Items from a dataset
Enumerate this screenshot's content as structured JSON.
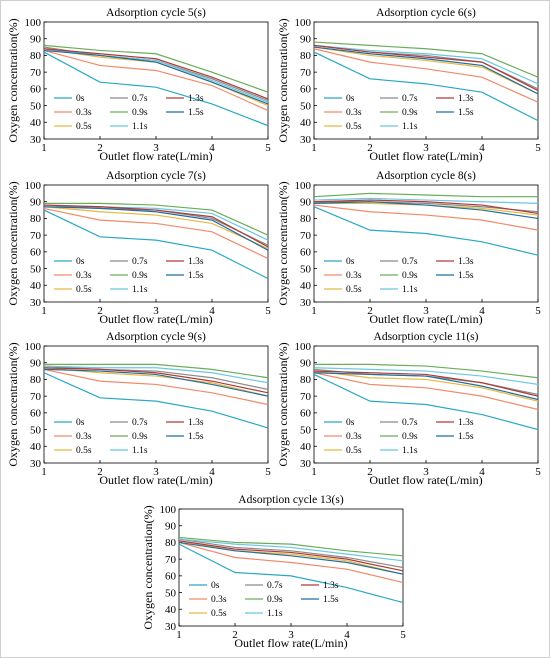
{
  "figure": {
    "chart_data": [
      {
        "type": "line",
        "title": "Adsorption cycle 5(s)",
        "xlabel": "Outlet flow rate(L/min)",
        "ylabel": "Oxygen concentration(%)",
        "xlim": [
          1,
          5
        ],
        "ylim": [
          30,
          100
        ],
        "xticks": [
          "1",
          "2",
          "3",
          "4",
          "5"
        ],
        "yticks": [
          "30",
          "40",
          "50",
          "60",
          "70",
          "80",
          "90",
          "100"
        ],
        "grid": false,
        "legend": "bottom-left, 3 columns",
        "x": [
          1,
          2,
          3,
          4,
          5
        ],
        "series": [
          {
            "name": "0s",
            "color": "#29a8c4",
            "values": [
              82,
              64,
              61,
              51,
              38
            ]
          },
          {
            "name": "0.3s",
            "color": "#f08a6a",
            "values": [
              83,
              74,
              71,
              62,
              47
            ]
          },
          {
            "name": "0.5s",
            "color": "#e8b840",
            "values": [
              84,
              79,
              76,
              64,
              50
            ]
          },
          {
            "name": "0.7s",
            "color": "#8a8a8a",
            "values": [
              85,
              80,
              77,
              66,
              53
            ]
          },
          {
            "name": "0.9s",
            "color": "#6aad5a",
            "values": [
              86,
              83,
              81,
              70,
              58
            ]
          },
          {
            "name": "1.1s",
            "color": "#6ac8e0",
            "values": [
              84,
              80,
              77,
              65,
              52
            ]
          },
          {
            "name": "1.3s",
            "color": "#b03a3a",
            "values": [
              84,
              81,
              78,
              67,
              54
            ]
          },
          {
            "name": "1.5s",
            "color": "#1f6f9f",
            "values": [
              83,
              80,
              76,
              64,
              51
            ]
          }
        ]
      },
      {
        "type": "line",
        "title": "Adsorption cycle 6(s)",
        "xlabel": "Outlet flow rate(L/min)",
        "ylabel": "Oxygen concentration(%)",
        "xlim": [
          1,
          5
        ],
        "ylim": [
          30,
          100
        ],
        "xticks": [
          "1",
          "2",
          "3",
          "4",
          "5"
        ],
        "yticks": [
          "30",
          "40",
          "50",
          "60",
          "70",
          "80",
          "90",
          "100"
        ],
        "grid": false,
        "legend": "bottom-left, 3 columns",
        "x": [
          1,
          2,
          3,
          4,
          5
        ],
        "series": [
          {
            "name": "0s",
            "color": "#29a8c4",
            "values": [
              82,
              66,
              63,
              58,
              41
            ]
          },
          {
            "name": "0.3s",
            "color": "#f08a6a",
            "values": [
              84,
              76,
              72,
              67,
              52
            ]
          },
          {
            "name": "0.5s",
            "color": "#e8b840",
            "values": [
              85,
              80,
              77,
              73,
              57
            ]
          },
          {
            "name": "0.7s",
            "color": "#8a8a8a",
            "values": [
              86,
              82,
              80,
              76,
              60
            ]
          },
          {
            "name": "0.9s",
            "color": "#6aad5a",
            "values": [
              88,
              86,
              84,
              81,
              67
            ]
          },
          {
            "name": "1.1s",
            "color": "#6ac8e0",
            "values": [
              86,
              83,
              81,
              78,
              63
            ]
          },
          {
            "name": "1.3s",
            "color": "#b03a3a",
            "values": [
              86,
              82,
              79,
              76,
              59
            ]
          },
          {
            "name": "1.5s",
            "color": "#1f6f9f",
            "values": [
              85,
              81,
              78,
              74,
              57
            ]
          }
        ]
      },
      {
        "type": "line",
        "title": "Adsorption cycle 7(s)",
        "xlabel": "Outlet flow rate(L/min)",
        "ylabel": "Oxygen concentration(%)",
        "xlim": [
          1,
          5
        ],
        "ylim": [
          30,
          100
        ],
        "xticks": [
          "1",
          "2",
          "3",
          "4",
          "5"
        ],
        "yticks": [
          "30",
          "40",
          "50",
          "60",
          "70",
          "80",
          "90",
          "100"
        ],
        "grid": false,
        "legend": "bottom-left, 3 columns",
        "x": [
          1,
          2,
          3,
          4,
          5
        ],
        "series": [
          {
            "name": "0s",
            "color": "#29a8c4",
            "values": [
              85,
              69,
              67,
              61,
              44
            ]
          },
          {
            "name": "0.3s",
            "color": "#f08a6a",
            "values": [
              86,
              79,
              77,
              72,
              56
            ]
          },
          {
            "name": "0.5s",
            "color": "#e8b840",
            "values": [
              87,
              84,
              82,
              77,
              62
            ]
          },
          {
            "name": "0.7s",
            "color": "#8a8a8a",
            "values": [
              88,
              86,
              85,
              80,
              64
            ]
          },
          {
            "name": "0.9s",
            "color": "#6aad5a",
            "values": [
              89,
              89,
              88,
              85,
              70
            ]
          },
          {
            "name": "1.1s",
            "color": "#6ac8e0",
            "values": [
              88,
              87,
              86,
              83,
              67
            ]
          },
          {
            "name": "1.3s",
            "color": "#b03a3a",
            "values": [
              88,
              87,
              85,
              81,
              63
            ]
          },
          {
            "name": "1.5s",
            "color": "#1f6f9f",
            "values": [
              87,
              86,
              84,
              79,
              61
            ]
          }
        ]
      },
      {
        "type": "line",
        "title": "Adsorption cycle 8(s)",
        "xlabel": "Outlet flow rate(L/min)",
        "ylabel": "Oxygen concentration(%)",
        "xlim": [
          1,
          5
        ],
        "ylim": [
          30,
          100
        ],
        "xticks": [
          "1",
          "2",
          "3",
          "4",
          "5"
        ],
        "yticks": [
          "30",
          "40",
          "50",
          "60",
          "70",
          "80",
          "90",
          "100"
        ],
        "grid": false,
        "legend": "bottom-left, 3 columns",
        "x": [
          1,
          2,
          3,
          4,
          5
        ],
        "series": [
          {
            "name": "0s",
            "color": "#29a8c4",
            "values": [
              87,
              73,
              71,
              66,
              58
            ]
          },
          {
            "name": "0.3s",
            "color": "#f08a6a",
            "values": [
              88,
              84,
              82,
              79,
              73
            ]
          },
          {
            "name": "0.5s",
            "color": "#e8b840",
            "values": [
              89,
              89,
              88,
              86,
              82
            ]
          },
          {
            "name": "0.7s",
            "color": "#8a8a8a",
            "values": [
              90,
              90,
              89,
              87,
              84
            ]
          },
          {
            "name": "0.9s",
            "color": "#6aad5a",
            "values": [
              93,
              95,
              94,
              93,
              93
            ]
          },
          {
            "name": "1.1s",
            "color": "#6ac8e0",
            "values": [
              91,
              92,
              91,
              90,
              89
            ]
          },
          {
            "name": "1.3s",
            "color": "#b03a3a",
            "values": [
              90,
              91,
              90,
              88,
              83
            ]
          },
          {
            "name": "1.5s",
            "color": "#1f6f9f",
            "values": [
              89,
              90,
              88,
              85,
              80
            ]
          }
        ]
      },
      {
        "type": "line",
        "title": "Adsorption cycle 9(s)",
        "xlabel": "Outlet flow rate(L/min)",
        "ylabel": "Oxygen concentration(%)",
        "xlim": [
          1,
          5
        ],
        "ylim": [
          30,
          100
        ],
        "xticks": [
          "1",
          "2",
          "3",
          "4",
          "5"
        ],
        "yticks": [
          "30",
          "40",
          "50",
          "60",
          "70",
          "80",
          "90",
          "100"
        ],
        "grid": false,
        "legend": "bottom-left, 3 columns",
        "x": [
          1,
          2,
          3,
          4,
          5
        ],
        "series": [
          {
            "name": "0s",
            "color": "#29a8c4",
            "values": [
              84,
              69,
              67,
              61,
              51
            ]
          },
          {
            "name": "0.3s",
            "color": "#f08a6a",
            "values": [
              86,
              79,
              77,
              72,
              65
            ]
          },
          {
            "name": "0.5s",
            "color": "#e8b840",
            "values": [
              87,
              84,
              82,
              78,
              70
            ]
          },
          {
            "name": "0.7s",
            "color": "#8a8a8a",
            "values": [
              88,
              86,
              85,
              81,
              74
            ]
          },
          {
            "name": "0.9s",
            "color": "#6aad5a",
            "values": [
              89,
              89,
              89,
              86,
              81
            ]
          },
          {
            "name": "1.1s",
            "color": "#6ac8e0",
            "values": [
              88,
              87,
              87,
              84,
              78
            ]
          },
          {
            "name": "1.3s",
            "color": "#b03a3a",
            "values": [
              87,
              86,
              84,
              79,
              72
            ]
          },
          {
            "name": "1.5s",
            "color": "#1f6f9f",
            "values": [
              86,
              85,
              83,
              77,
              70
            ]
          }
        ]
      },
      {
        "type": "line",
        "title": "Adsorption cycle 11(s)",
        "xlabel": "Outlet flow rate(L/min)",
        "ylabel": "Oxygen concentration(%)",
        "xlim": [
          1,
          5
        ],
        "ylim": [
          30,
          100
        ],
        "xticks": [
          "1",
          "2",
          "3",
          "4",
          "5"
        ],
        "yticks": [
          "30",
          "40",
          "50",
          "60",
          "70",
          "80",
          "90",
          "100"
        ],
        "grid": false,
        "legend": "bottom-left, 3 columns",
        "x": [
          1,
          2,
          3,
          4,
          5
        ],
        "series": [
          {
            "name": "0s",
            "color": "#29a8c4",
            "values": [
              83,
              67,
              65,
              59,
              50
            ]
          },
          {
            "name": "0.3s",
            "color": "#f08a6a",
            "values": [
              84,
              77,
              75,
              70,
              62
            ]
          },
          {
            "name": "0.5s",
            "color": "#e8b840",
            "values": [
              85,
              81,
              80,
              75,
              67
            ]
          },
          {
            "name": "0.7s",
            "color": "#8a8a8a",
            "values": [
              86,
              83,
              82,
              78,
              71
            ]
          },
          {
            "name": "0.9s",
            "color": "#6aad5a",
            "values": [
              89,
              89,
              88,
              85,
              81
            ]
          },
          {
            "name": "1.1s",
            "color": "#6ac8e0",
            "values": [
              87,
              86,
              85,
              82,
              77
            ]
          },
          {
            "name": "1.3s",
            "color": "#b03a3a",
            "values": [
              85,
              84,
              83,
              78,
              70
            ]
          },
          {
            "name": "1.5s",
            "color": "#1f6f9f",
            "values": [
              84,
              83,
              82,
              76,
              68
            ]
          }
        ]
      },
      {
        "type": "line",
        "title": "Adsorption cycle 13(s)",
        "xlabel": "Outlet flow rate(L/min)",
        "ylabel": "Oxygen concentration(%)",
        "xlim": [
          1,
          5
        ],
        "ylim": [
          30,
          100
        ],
        "xticks": [
          "1",
          "2",
          "3",
          "4",
          "5"
        ],
        "yticks": [
          "30",
          "40",
          "50",
          "60",
          "70",
          "80",
          "90",
          "100"
        ],
        "grid": false,
        "legend": "bottom-left, 3 columns",
        "x": [
          1,
          2,
          3,
          4,
          5
        ],
        "series": [
          {
            "name": "0s",
            "color": "#29a8c4",
            "values": [
              79,
              62,
              60,
              53,
              44
            ]
          },
          {
            "name": "0.3s",
            "color": "#f08a6a",
            "values": [
              80,
              71,
              68,
              64,
              56
            ]
          },
          {
            "name": "0.5s",
            "color": "#e8b840",
            "values": [
              81,
              75,
              73,
              69,
              61
            ]
          },
          {
            "name": "0.7s",
            "color": "#8a8a8a",
            "values": [
              82,
              77,
              75,
              71,
              65
            ]
          },
          {
            "name": "0.9s",
            "color": "#6aad5a",
            "values": [
              83,
              80,
              79,
              75,
              72
            ]
          },
          {
            "name": "1.1s",
            "color": "#6ac8e0",
            "values": [
              82,
              79,
              77,
              73,
              69
            ]
          },
          {
            "name": "1.3s",
            "color": "#b03a3a",
            "values": [
              81,
              76,
              74,
              70,
              63
            ]
          },
          {
            "name": "1.5s",
            "color": "#1f6f9f",
            "values": [
              80,
              75,
              72,
              68,
              61
            ]
          }
        ]
      }
    ]
  }
}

**Aim of the exercise:** Pick out the lines containing the string "Adsorption" and show them.

**Result below:**
        "title": "Adsorption cycle 5(s)",
        "title": "Adsorption cycle 6(s)",
        "title": "Adsorption cycle 7(s)",
        "title": "Adsorption cycle 8(s)",
        "title": "Adsorption cycle 9(s)",
        "title": "Adsorption cycle 11(s)",
        "title": "Adsorption cycle 13(s)",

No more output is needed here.